▶ _Records for the task_:
※ ※ ※

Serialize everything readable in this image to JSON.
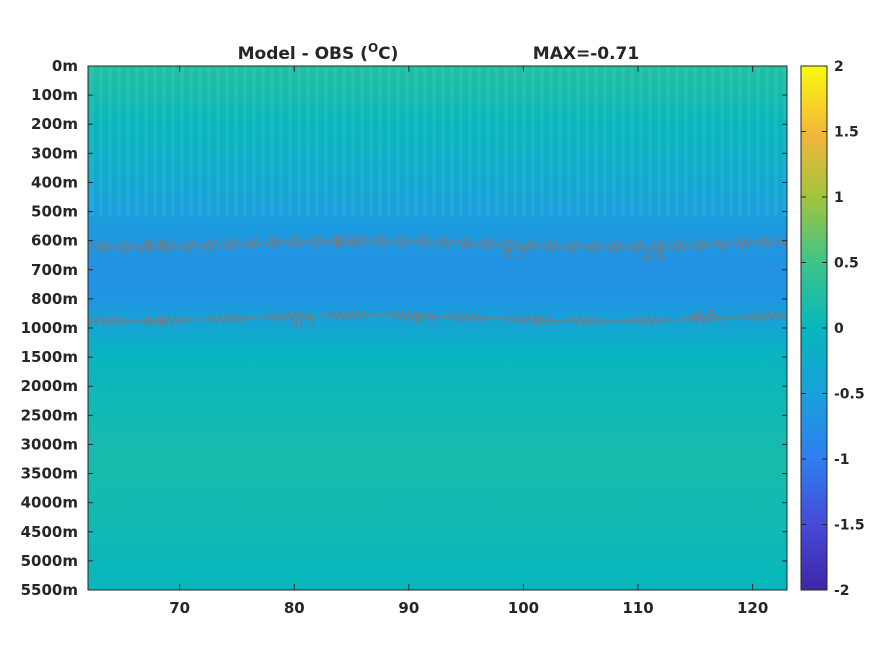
{
  "chart_data": {
    "type": "heatmap",
    "title": "Model - OBS (",
    "title_superscript": "O",
    "title_suffix": "C)",
    "max_label": "MAX=-0.71",
    "x_ticks": [
      70,
      80,
      90,
      100,
      110,
      120
    ],
    "x_tick_labels": [
      "70",
      "80",
      "90",
      "100",
      "110",
      "120"
    ],
    "xlim": [
      62,
      123
    ],
    "y_tick_labels": [
      "0m",
      "100m",
      "200m",
      "300m",
      "400m",
      "500m",
      "600m",
      "700m",
      "800m",
      "1000m",
      "1500m",
      "2000m",
      "2500m",
      "3000m",
      "3500m",
      "4000m",
      "4500m",
      "5000m",
      "5500m"
    ],
    "depth_profile": [
      {
        "depth": "0m",
        "value": 0.25
      },
      {
        "depth": "100m",
        "value": 0.15
      },
      {
        "depth": "200m",
        "value": 0.0
      },
      {
        "depth": "300m",
        "value": -0.15
      },
      {
        "depth": "400m",
        "value": -0.3
      },
      {
        "depth": "500m",
        "value": -0.5
      },
      {
        "depth": "600m",
        "value": -0.6
      },
      {
        "depth": "700m",
        "value": -0.71
      },
      {
        "depth": "800m",
        "value": -0.65
      },
      {
        "depth": "1000m",
        "value": -0.35
      },
      {
        "depth": "1500m",
        "value": -0.05
      },
      {
        "depth": "2000m",
        "value": 0.05
      },
      {
        "depth": "2500m",
        "value": 0.1
      },
      {
        "depth": "3000m",
        "value": 0.15
      },
      {
        "depth": "3500m",
        "value": 0.15
      },
      {
        "depth": "4000m",
        "value": 0.12
      },
      {
        "depth": "4500m",
        "value": 0.08
      },
      {
        "depth": "5000m",
        "value": 0.04
      },
      {
        "depth": "5500m",
        "value": 0.0
      }
    ],
    "contour_levels": [
      -0.5
    ],
    "contour_label": "-0.5",
    "colorbar": {
      "range": [
        -2,
        2
      ],
      "ticks": [
        2,
        1.5,
        1,
        0.5,
        0,
        -0.5,
        -1,
        -1.5,
        -2
      ],
      "tick_labels": [
        "2",
        "1.5",
        "1",
        "0.5",
        "0",
        "-0.5",
        "-1",
        "-1.5",
        "-2"
      ],
      "colormap": "parula"
    }
  }
}
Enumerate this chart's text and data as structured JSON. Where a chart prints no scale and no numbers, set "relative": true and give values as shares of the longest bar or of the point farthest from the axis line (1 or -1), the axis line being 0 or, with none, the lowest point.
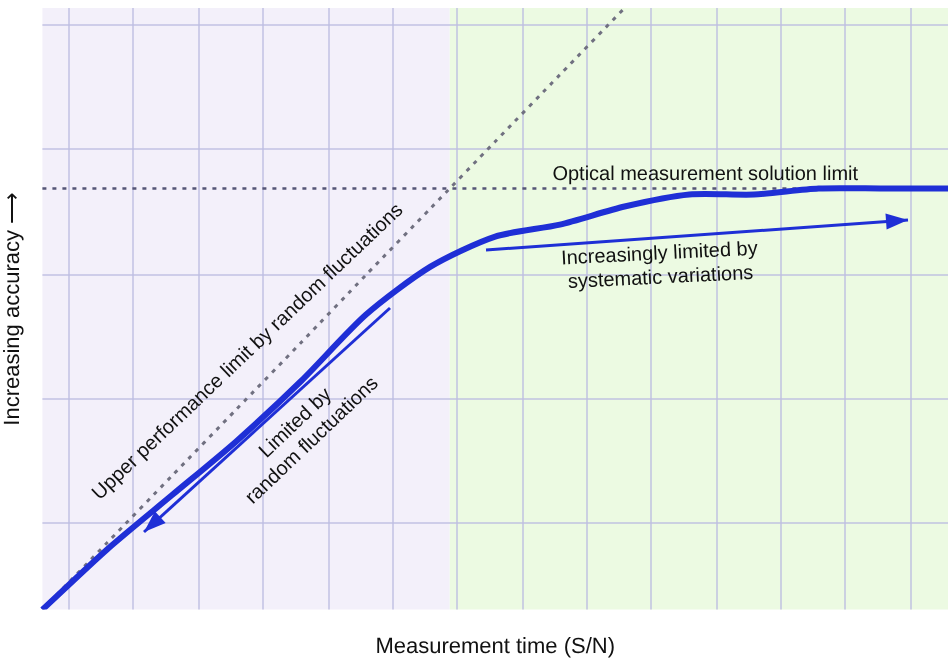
{
  "chart_data": {
    "type": "line",
    "relative": true,
    "xlabel": "Measurement time (S/N)",
    "ylabel": "Increasing accuracy ⟶",
    "categories": [
      null,
      null,
      null,
      null,
      null,
      null,
      null,
      null,
      null,
      null,
      null,
      null,
      null,
      null,
      null
    ],
    "series": [
      {
        "color": "#1f2fd6",
        "line_style": "solid",
        "values": [
          0,
          0.1,
          0.19,
          0.28,
          0.38,
          0.49,
          0.57,
          0.62,
          0.64,
          0.67,
          0.69,
          0.69,
          0.7,
          0.7,
          0.7
        ]
      },
      {
        "color": "#707080",
        "line_style": "dotted",
        "values": [
          0,
          0.111,
          0.222,
          0.333,
          0.444,
          0.556,
          0.667,
          0.778,
          0.889,
          1.0,
          null,
          null,
          null,
          null,
          null
        ]
      }
    ],
    "ref_lines": [
      {
        "axis": "y",
        "value": 0.7,
        "label": "Optical measurement solution limit",
        "color": "#555577",
        "line_style": "dotted"
      }
    ],
    "annotations": [
      "Upper performance limit by random fluctuations",
      "Limited by\nrandom fluctuations",
      "Increasingly limited by\nsystematic variations"
    ],
    "grid": true,
    "legend": false
  }
}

※ ※ ※

▶ _Exercise_: What you return should match the records above word for word, minus the pictures.

▶ _Task response_:
Serialize everything readable in this image to JSON.
{
  "chart_data": {
    "type": "heatmap",
    "title": "Model - OBS (",
    "title_superscript": "O",
    "title_suffix": "C)",
    "max_label": "MAX=-0.71",
    "x_ticks": [
      70,
      80,
      90,
      100,
      110,
      120
    ],
    "x_tick_labels": [
      "70",
      "80",
      "90",
      "100",
      "110",
      "120"
    ],
    "xlim": [
      62,
      123
    ],
    "y_tick_labels": [
      "0m",
      "100m",
      "200m",
      "300m",
      "400m",
      "500m",
      "600m",
      "700m",
      "800m",
      "1000m",
      "1500m",
      "2000m",
      "2500m",
      "3000m",
      "3500m",
      "4000m",
      "4500m",
      "5000m",
      "5500m"
    ],
    "depth_profile": [
      {
        "depth": "0m",
        "value": 0.25
      },
      {
        "depth": "100m",
        "value": 0.15
      },
      {
        "depth": "200m",
        "value": 0.0
      },
      {
        "depth": "300m",
        "value": -0.15
      },
      {
        "depth": "400m",
        "value": -0.3
      },
      {
        "depth": "500m",
        "value": -0.5
      },
      {
        "depth": "600m",
        "value": -0.6
      },
      {
        "depth": "700m",
        "value": -0.71
      },
      {
        "depth": "800m",
        "value": -0.65
      },
      {
        "depth": "1000m",
        "value": -0.35
      },
      {
        "depth": "1500m",
        "value": -0.05
      },
      {
        "depth": "2000m",
        "value": 0.05
      },
      {
        "depth": "2500m",
        "value": 0.1
      },
      {
        "depth": "3000m",
        "value": 0.15
      },
      {
        "depth": "3500m",
        "value": 0.15
      },
      {
        "depth": "4000m",
        "value": 0.12
      },
      {
        "depth": "4500m",
        "value": 0.08
      },
      {
        "depth": "5000m",
        "value": 0.04
      },
      {
        "depth": "5500m",
        "value": 0.0
      }
    ],
    "contour_levels": [
      -0.5
    ],
    "contour_label": "-0.5",
    "colorbar": {
      "range": [
        -2,
        2
      ],
      "ticks": [
        2,
        1.5,
        1,
        0.5,
        0,
        -0.5,
        -1,
        -1.5,
        -2
      ],
      "tick_labels": [
        "2",
        "1.5",
        "1",
        "0.5",
        "0",
        "-0.5",
        "-1",
        "-1.5",
        "-2"
      ],
      "colormap": "parula"
    }
  }
}
Enumerate this chart's text and data as structured JSON. Where a chart prints no scale and no numbers, set "relative": true and give values as shares of the longest bar or of the point farthest from the axis line (1 or -1), the axis line being 0 or, with none, the lowest point.
{
  "chart_data": {
    "type": "line",
    "relative": true,
    "xlabel": "Measurement time (S/N)",
    "ylabel": "Increasing accuracy ⟶",
    "categories": [
      null,
      null,
      null,
      null,
      null,
      null,
      null,
      null,
      null,
      null,
      null,
      null,
      null,
      null,
      null
    ],
    "series": [
      {
        "color": "#1f2fd6",
        "line_style": "solid",
        "values": [
          0,
          0.1,
          0.19,
          0.28,
          0.38,
          0.49,
          0.57,
          0.62,
          0.64,
          0.67,
          0.69,
          0.69,
          0.7,
          0.7,
          0.7
        ]
      },
      {
        "color": "#707080",
        "line_style": "dotted",
        "values": [
          0,
          0.111,
          0.222,
          0.333,
          0.444,
          0.556,
          0.667,
          0.778,
          0.889,
          1.0,
          null,
          null,
          null,
          null,
          null
        ]
      }
    ],
    "ref_lines": [
      {
        "axis": "y",
        "value": 0.7,
        "label": "Optical measurement solution limit",
        "color": "#555577",
        "line_style": "dotted"
      }
    ],
    "annotations": [
      "Upper performance limit by random fluctuations",
      "Limited by\nrandom fluctuations",
      "Increasingly limited by\nsystematic variations"
    ],
    "grid": true,
    "legend": false
  }
}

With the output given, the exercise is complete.